Chart and figure data:

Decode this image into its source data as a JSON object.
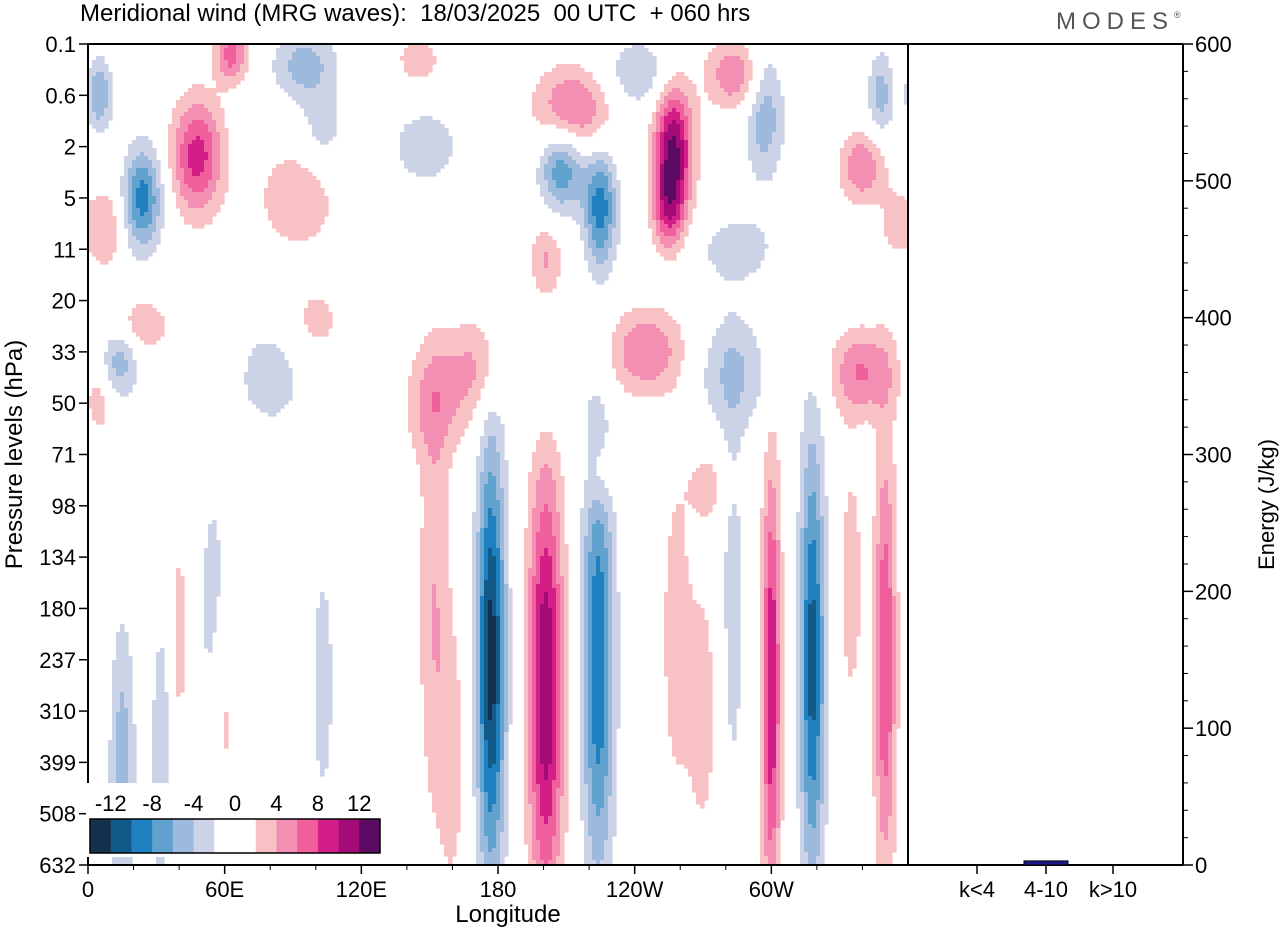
{
  "header": {
    "title": "Meridional wind (MRG waves):  18/03/2025  00 UTC  + 060 hrs",
    "logo": "MODES",
    "logo_mark": "®"
  },
  "colors": {
    "scale": [
      "#14304d",
      "#125a8a",
      "#1f7fbf",
      "#62a2cf",
      "#9db9dc",
      "#cdd3e7",
      "#ffffff",
      "#ffffff",
      "#f8c2c5",
      "#f48fb4",
      "#ee5f9c",
      "#d21e86",
      "#a50b77",
      "#5b0a63"
    ],
    "bar_fill": "#1a1a8c",
    "axis": "#000000"
  },
  "chart_data": [
    {
      "type": "heatmap",
      "title": "Meridional wind (MRG waves):  18/03/2025  00 UTC  + 060 hrs",
      "xlabel": "Longitude",
      "ylabel": "Pressure levels (hPa)",
      "x_ticks": [
        "0",
        "60E",
        "120E",
        "180",
        "120W",
        "60W"
      ],
      "x_tick_degrees": [
        0,
        60,
        120,
        180,
        240,
        300
      ],
      "xlim": [
        0,
        360
      ],
      "y_ticks": [
        "0.1",
        "0.6",
        "2",
        "5",
        "11",
        "20",
        "33",
        "50",
        "71",
        "98",
        "134",
        "180",
        "237",
        "310",
        "399",
        "508",
        "632"
      ],
      "colorbar": {
        "labels": [
          "-12",
          "-8",
          "-4",
          "0",
          "4",
          "8",
          "12"
        ],
        "levels": [
          -14,
          -12,
          -10,
          -8,
          -6,
          -4,
          -2,
          0,
          2,
          4,
          6,
          8,
          10,
          12,
          14
        ]
      },
      "features": [
        {
          "lon": 177,
          "level": 12.0,
          "value": -13,
          "lon_width": 4.5,
          "level_width": 3.0
        },
        {
          "lon": 201,
          "level": 12.5,
          "value": 12,
          "lon_width": 5.5,
          "level_width": 3.0
        },
        {
          "lon": 224,
          "level": 12.0,
          "value": -10,
          "lon_width": 5.0,
          "level_width": 3.0
        },
        {
          "lon": 300,
          "level": 12.5,
          "value": 10,
          "lon_width": 3.0,
          "level_width": 3.0
        },
        {
          "lon": 318,
          "level": 12.0,
          "value": -11,
          "lon_width": 4.0,
          "level_width": 3.0
        },
        {
          "lon": 350,
          "level": 12.0,
          "value": 8,
          "lon_width": 3.5,
          "level_width": 3.0
        },
        {
          "lon": 152,
          "level": 11.0,
          "value": 4,
          "lon_width": 5.0,
          "level_width": 3.0
        },
        {
          "lon": 160,
          "level": 14.0,
          "value": 3,
          "lon_width": 4.0,
          "level_width": 1.8
        },
        {
          "lon": 258,
          "level": 11.5,
          "value": 3,
          "lon_width": 5.0,
          "level_width": 2.5
        },
        {
          "lon": 270,
          "level": 13.0,
          "value": 3,
          "lon_width": 5.0,
          "level_width": 2.0
        },
        {
          "lon": 283,
          "level": 11.0,
          "value": -3,
          "lon_width": 4.0,
          "level_width": 3.0
        },
        {
          "lon": 335,
          "level": 10.5,
          "value": 3,
          "lon_width": 4.0,
          "level_width": 2.0
        },
        {
          "lon": 15,
          "level": 14.0,
          "value": -5,
          "lon_width": 4.0,
          "level_width": 2.0
        },
        {
          "lon": 32,
          "level": 14.0,
          "value": -4,
          "lon_width": 3.0,
          "level_width": 2.0
        },
        {
          "lon": 40,
          "level": 11.5,
          "value": 3,
          "lon_width": 3.0,
          "level_width": 1.5
        },
        {
          "lon": 55,
          "level": 11.0,
          "value": -3,
          "lon_width": 5.0,
          "level_width": 2.0
        },
        {
          "lon": 60,
          "level": 13.0,
          "value": 3,
          "lon_width": 4.0,
          "level_width": 1.5
        },
        {
          "lon": 103,
          "level": 12.5,
          "value": -3,
          "lon_width": 4.0,
          "level_width": 2.0
        },
        {
          "lon": 48,
          "level": 2.2,
          "value": 9,
          "lon_width": 8.0,
          "level_width": 0.8
        },
        {
          "lon": 24,
          "level": 3.0,
          "value": -9,
          "lon_width": 6.0,
          "level_width": 0.7
        },
        {
          "lon": 5,
          "level": 1.0,
          "value": -6,
          "lon_width": 4.0,
          "level_width": 0.5
        },
        {
          "lon": 63,
          "level": 0.2,
          "value": 7,
          "lon_width": 5.0,
          "level_width": 0.4
        },
        {
          "lon": 95,
          "level": 0.4,
          "value": -5,
          "lon_width": 10.0,
          "level_width": 0.5
        },
        {
          "lon": 103,
          "level": 1.7,
          "value": -3,
          "lon_width": 7.0,
          "level_width": 0.6
        },
        {
          "lon": 92,
          "level": 3.0,
          "value": 4,
          "lon_width": 12.0,
          "level_width": 0.7
        },
        {
          "lon": 145,
          "level": 0.3,
          "value": 3,
          "lon_width": 8.0,
          "level_width": 0.4
        },
        {
          "lon": 148,
          "level": 2.0,
          "value": -4,
          "lon_width": 10.0,
          "level_width": 0.5
        },
        {
          "lon": 213,
          "level": 1.3,
          "value": 7,
          "lon_width": 12.0,
          "level_width": 0.6
        },
        {
          "lon": 208,
          "level": 2.4,
          "value": -8,
          "lon_width": 7.0,
          "level_width": 0.6
        },
        {
          "lon": 225,
          "level": 3.2,
          "value": -9,
          "lon_width": 5.0,
          "level_width": 0.8
        },
        {
          "lon": 257,
          "level": 2.0,
          "value": 12,
          "lon_width": 6.0,
          "level_width": 0.9
        },
        {
          "lon": 255,
          "level": 3.2,
          "value": 7,
          "lon_width": 5.0,
          "level_width": 0.6
        },
        {
          "lon": 285,
          "level": 0.6,
          "value": 6,
          "lon_width": 10.0,
          "level_width": 0.5
        },
        {
          "lon": 297,
          "level": 1.2,
          "value": -6,
          "lon_width": 6.0,
          "level_width": 1.0
        },
        {
          "lon": 242,
          "level": 0.6,
          "value": -4,
          "lon_width": 12.0,
          "level_width": 0.5
        },
        {
          "lon": 348,
          "level": 1.0,
          "value": -5,
          "lon_width": 4.0,
          "level_width": 0.6
        },
        {
          "lon": 340,
          "level": 2.4,
          "value": 6,
          "lon_width": 7.0,
          "level_width": 0.5
        },
        {
          "lon": 355,
          "level": 3.5,
          "value": 3,
          "lon_width": 5.0,
          "level_width": 0.5
        },
        {
          "lon": 8,
          "level": 3.6,
          "value": 4,
          "lon_width": 5.0,
          "level_width": 0.6
        },
        {
          "lon": 100,
          "level": 5.4,
          "value": 3,
          "lon_width": 8.0,
          "level_width": 0.5
        },
        {
          "lon": 201,
          "level": 4.2,
          "value": 4,
          "lon_width": 5.0,
          "level_width": 0.5
        },
        {
          "lon": 285,
          "level": 4.0,
          "value": -3,
          "lon_width": 14.0,
          "level_width": 0.5
        },
        {
          "lon": 20,
          "level": 5.5,
          "value": 5,
          "lon_width": 10.0,
          "level_width": 0.4
        },
        {
          "lon": 14,
          "level": 6.0,
          "value": -6,
          "lon_width": 6.0,
          "level_width": 0.6
        },
        {
          "lon": 80,
          "level": 6.5,
          "value": -3,
          "lon_width": 12.0,
          "level_width": 0.8
        },
        {
          "lon": 152,
          "level": 7.0,
          "value": 4,
          "lon_width": 10.0,
          "level_width": 0.8
        },
        {
          "lon": 175,
          "level": 6.3,
          "value": 5,
          "lon_width": 12.0,
          "level_width": 0.7
        },
        {
          "lon": 195,
          "level": 6.5,
          "value": -4,
          "lon_width": 12.0,
          "level_width": 0.7
        },
        {
          "lon": 245,
          "level": 6.0,
          "value": 6,
          "lon_width": 12.0,
          "level_width": 0.6
        },
        {
          "lon": 283,
          "level": 6.4,
          "value": -4,
          "lon_width": 12.0,
          "level_width": 0.8
        },
        {
          "lon": 340,
          "level": 6.4,
          "value": 6,
          "lon_width": 10.0,
          "level_width": 0.6
        },
        {
          "lon": 5,
          "level": 7.0,
          "value": 3,
          "lon_width": 4.0,
          "level_width": 0.5
        },
        {
          "lon": 272,
          "level": 8.6,
          "value": 3,
          "lon_width": 6.0,
          "level_width": 0.5
        },
        {
          "lon": 225,
          "level": 8.4,
          "value": 3,
          "lon_width": 4.0,
          "level_width": 0.5
        }
      ]
    },
    {
      "type": "bar",
      "ylabel": "Energy (J/kg)",
      "categories": [
        "k<4",
        "4-10",
        "k>10"
      ],
      "values": [
        0,
        3,
        0
      ],
      "ylim": [
        0,
        600
      ],
      "y_ticks": [
        "0",
        "100",
        "200",
        "300",
        "400",
        "500",
        "600"
      ]
    }
  ]
}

Requirements: Show every line where the string "title" appears.

Written answer:
    "title": "Meridional wind (MRG waves):  18/03/2025  00 UTC  + 060 hrs",
      "title": "Meridional wind (MRG waves):  18/03/2025  00 UTC  + 060 hrs",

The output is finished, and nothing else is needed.